[Lines of data]
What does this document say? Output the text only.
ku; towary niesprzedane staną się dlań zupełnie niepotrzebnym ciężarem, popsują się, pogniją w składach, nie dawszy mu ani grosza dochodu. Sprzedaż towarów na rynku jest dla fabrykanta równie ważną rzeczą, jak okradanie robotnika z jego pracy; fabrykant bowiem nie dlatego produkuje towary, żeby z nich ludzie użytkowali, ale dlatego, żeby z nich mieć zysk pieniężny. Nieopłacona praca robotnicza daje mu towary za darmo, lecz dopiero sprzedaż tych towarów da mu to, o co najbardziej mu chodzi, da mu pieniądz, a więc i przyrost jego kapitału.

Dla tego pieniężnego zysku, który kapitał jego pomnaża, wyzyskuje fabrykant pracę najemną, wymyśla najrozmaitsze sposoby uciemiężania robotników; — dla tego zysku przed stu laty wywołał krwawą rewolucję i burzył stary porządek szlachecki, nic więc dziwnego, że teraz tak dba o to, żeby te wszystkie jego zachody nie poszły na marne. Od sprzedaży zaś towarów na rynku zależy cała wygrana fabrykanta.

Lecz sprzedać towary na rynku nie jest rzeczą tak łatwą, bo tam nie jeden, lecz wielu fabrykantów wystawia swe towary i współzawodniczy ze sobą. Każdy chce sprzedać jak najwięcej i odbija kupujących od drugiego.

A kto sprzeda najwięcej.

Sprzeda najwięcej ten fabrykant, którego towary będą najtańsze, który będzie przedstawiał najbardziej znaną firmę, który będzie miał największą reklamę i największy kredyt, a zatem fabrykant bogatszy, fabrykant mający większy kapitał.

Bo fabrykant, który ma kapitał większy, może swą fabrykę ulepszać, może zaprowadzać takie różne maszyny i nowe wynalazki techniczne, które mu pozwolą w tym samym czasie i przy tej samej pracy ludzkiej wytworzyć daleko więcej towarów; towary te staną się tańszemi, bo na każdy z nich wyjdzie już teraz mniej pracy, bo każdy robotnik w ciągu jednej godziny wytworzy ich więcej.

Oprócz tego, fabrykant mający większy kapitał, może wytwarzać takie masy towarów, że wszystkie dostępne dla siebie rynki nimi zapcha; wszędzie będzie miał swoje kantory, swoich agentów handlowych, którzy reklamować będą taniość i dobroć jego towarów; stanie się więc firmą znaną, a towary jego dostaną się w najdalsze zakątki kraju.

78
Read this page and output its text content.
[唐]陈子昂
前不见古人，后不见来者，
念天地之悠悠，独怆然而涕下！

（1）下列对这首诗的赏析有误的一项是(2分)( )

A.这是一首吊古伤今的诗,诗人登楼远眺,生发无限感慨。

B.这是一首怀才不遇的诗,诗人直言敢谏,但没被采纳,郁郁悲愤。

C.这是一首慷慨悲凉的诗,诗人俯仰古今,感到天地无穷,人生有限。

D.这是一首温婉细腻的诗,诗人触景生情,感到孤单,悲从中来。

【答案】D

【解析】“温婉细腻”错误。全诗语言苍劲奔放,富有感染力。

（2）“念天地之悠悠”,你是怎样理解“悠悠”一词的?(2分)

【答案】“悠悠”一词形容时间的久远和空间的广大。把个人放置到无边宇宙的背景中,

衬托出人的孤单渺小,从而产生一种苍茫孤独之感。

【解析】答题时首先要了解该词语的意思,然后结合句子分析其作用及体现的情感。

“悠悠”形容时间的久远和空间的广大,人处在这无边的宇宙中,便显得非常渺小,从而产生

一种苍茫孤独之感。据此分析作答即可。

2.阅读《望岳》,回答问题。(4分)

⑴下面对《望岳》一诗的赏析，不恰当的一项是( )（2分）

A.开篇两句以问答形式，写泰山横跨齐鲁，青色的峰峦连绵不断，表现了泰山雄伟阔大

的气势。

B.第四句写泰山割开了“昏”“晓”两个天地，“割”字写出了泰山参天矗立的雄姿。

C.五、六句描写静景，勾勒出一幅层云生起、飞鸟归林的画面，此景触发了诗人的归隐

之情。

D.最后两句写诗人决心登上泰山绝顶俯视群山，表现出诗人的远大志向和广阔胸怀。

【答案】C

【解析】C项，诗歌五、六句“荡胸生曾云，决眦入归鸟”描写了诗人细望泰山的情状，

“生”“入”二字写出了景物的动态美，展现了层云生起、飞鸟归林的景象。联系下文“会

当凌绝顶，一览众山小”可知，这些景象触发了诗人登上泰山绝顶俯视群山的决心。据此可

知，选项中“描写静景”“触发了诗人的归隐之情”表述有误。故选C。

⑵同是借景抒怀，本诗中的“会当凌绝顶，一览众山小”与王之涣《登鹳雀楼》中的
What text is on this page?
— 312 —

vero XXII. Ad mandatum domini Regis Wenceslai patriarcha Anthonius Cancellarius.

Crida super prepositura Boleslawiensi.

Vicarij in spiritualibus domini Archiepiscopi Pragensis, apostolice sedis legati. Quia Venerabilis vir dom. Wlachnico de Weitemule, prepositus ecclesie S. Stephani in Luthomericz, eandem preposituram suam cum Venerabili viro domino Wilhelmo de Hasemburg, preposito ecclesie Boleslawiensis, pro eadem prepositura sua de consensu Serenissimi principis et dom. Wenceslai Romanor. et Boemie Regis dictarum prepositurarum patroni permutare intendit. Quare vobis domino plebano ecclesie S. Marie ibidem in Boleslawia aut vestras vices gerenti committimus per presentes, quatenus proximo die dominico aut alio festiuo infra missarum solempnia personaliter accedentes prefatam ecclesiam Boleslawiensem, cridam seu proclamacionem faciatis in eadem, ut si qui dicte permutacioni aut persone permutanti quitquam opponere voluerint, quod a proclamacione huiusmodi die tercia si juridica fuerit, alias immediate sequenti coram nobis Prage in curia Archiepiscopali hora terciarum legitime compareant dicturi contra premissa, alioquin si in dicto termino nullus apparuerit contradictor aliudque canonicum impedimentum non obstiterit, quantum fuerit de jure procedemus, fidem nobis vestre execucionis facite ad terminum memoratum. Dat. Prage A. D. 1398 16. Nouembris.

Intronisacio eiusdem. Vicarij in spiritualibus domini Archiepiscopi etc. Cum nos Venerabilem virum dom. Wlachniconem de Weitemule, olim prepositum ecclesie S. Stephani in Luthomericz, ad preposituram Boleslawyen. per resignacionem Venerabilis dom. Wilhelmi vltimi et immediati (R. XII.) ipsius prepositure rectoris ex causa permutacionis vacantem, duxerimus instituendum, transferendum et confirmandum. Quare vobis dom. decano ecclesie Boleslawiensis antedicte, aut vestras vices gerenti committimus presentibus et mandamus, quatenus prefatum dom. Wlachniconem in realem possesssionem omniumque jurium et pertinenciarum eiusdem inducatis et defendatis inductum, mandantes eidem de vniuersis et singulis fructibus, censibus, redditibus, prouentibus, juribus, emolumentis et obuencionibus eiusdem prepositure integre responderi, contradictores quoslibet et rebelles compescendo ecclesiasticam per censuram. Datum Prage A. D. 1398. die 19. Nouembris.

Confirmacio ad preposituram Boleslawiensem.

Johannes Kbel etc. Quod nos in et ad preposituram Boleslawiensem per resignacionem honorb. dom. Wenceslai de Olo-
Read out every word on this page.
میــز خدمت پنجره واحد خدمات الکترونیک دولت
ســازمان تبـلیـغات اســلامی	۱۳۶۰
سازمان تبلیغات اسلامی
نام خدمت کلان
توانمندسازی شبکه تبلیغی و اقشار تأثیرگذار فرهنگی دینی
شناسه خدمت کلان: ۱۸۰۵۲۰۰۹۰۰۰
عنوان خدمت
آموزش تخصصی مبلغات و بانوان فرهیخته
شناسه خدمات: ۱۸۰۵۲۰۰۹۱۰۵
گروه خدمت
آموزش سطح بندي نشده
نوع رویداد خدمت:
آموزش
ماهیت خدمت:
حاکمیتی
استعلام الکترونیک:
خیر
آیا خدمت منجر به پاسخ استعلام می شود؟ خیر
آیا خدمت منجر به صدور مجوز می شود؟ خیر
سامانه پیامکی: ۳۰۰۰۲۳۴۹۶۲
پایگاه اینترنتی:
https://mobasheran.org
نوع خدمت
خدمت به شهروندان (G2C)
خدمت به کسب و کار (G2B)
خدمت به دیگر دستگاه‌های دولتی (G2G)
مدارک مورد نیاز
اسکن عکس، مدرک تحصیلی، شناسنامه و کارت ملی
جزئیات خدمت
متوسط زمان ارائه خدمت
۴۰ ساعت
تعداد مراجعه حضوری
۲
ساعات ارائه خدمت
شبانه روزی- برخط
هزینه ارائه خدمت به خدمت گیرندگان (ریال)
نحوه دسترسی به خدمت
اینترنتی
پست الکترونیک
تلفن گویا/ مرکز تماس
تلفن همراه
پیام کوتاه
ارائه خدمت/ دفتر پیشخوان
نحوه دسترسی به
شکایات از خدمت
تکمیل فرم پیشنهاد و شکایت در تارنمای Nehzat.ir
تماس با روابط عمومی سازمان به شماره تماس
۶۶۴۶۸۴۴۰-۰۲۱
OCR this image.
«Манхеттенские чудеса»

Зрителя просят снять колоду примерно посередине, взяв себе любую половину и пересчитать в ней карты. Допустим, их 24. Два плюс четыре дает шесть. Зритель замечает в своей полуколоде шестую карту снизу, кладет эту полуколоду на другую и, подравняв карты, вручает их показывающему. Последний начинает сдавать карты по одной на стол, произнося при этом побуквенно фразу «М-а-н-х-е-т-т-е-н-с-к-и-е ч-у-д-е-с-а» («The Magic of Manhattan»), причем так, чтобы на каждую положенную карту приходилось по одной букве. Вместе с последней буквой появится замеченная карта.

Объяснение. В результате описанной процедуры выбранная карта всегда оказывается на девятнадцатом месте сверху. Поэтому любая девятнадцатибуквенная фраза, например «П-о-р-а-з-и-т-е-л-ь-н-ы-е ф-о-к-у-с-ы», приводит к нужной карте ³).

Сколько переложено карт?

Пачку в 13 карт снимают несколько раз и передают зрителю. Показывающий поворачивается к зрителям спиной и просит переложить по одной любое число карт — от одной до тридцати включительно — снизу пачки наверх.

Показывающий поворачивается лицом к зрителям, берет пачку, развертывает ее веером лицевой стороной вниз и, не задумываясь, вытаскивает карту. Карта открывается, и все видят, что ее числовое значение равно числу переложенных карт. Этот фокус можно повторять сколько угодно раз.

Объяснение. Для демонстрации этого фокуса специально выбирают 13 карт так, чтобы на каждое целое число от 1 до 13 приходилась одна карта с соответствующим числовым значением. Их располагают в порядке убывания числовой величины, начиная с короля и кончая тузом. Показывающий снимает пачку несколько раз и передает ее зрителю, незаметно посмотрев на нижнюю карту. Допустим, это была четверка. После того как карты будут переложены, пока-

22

What is required. Tally the lines that hold the string "آموزش" and state the total, nothing more.

Complete output. 3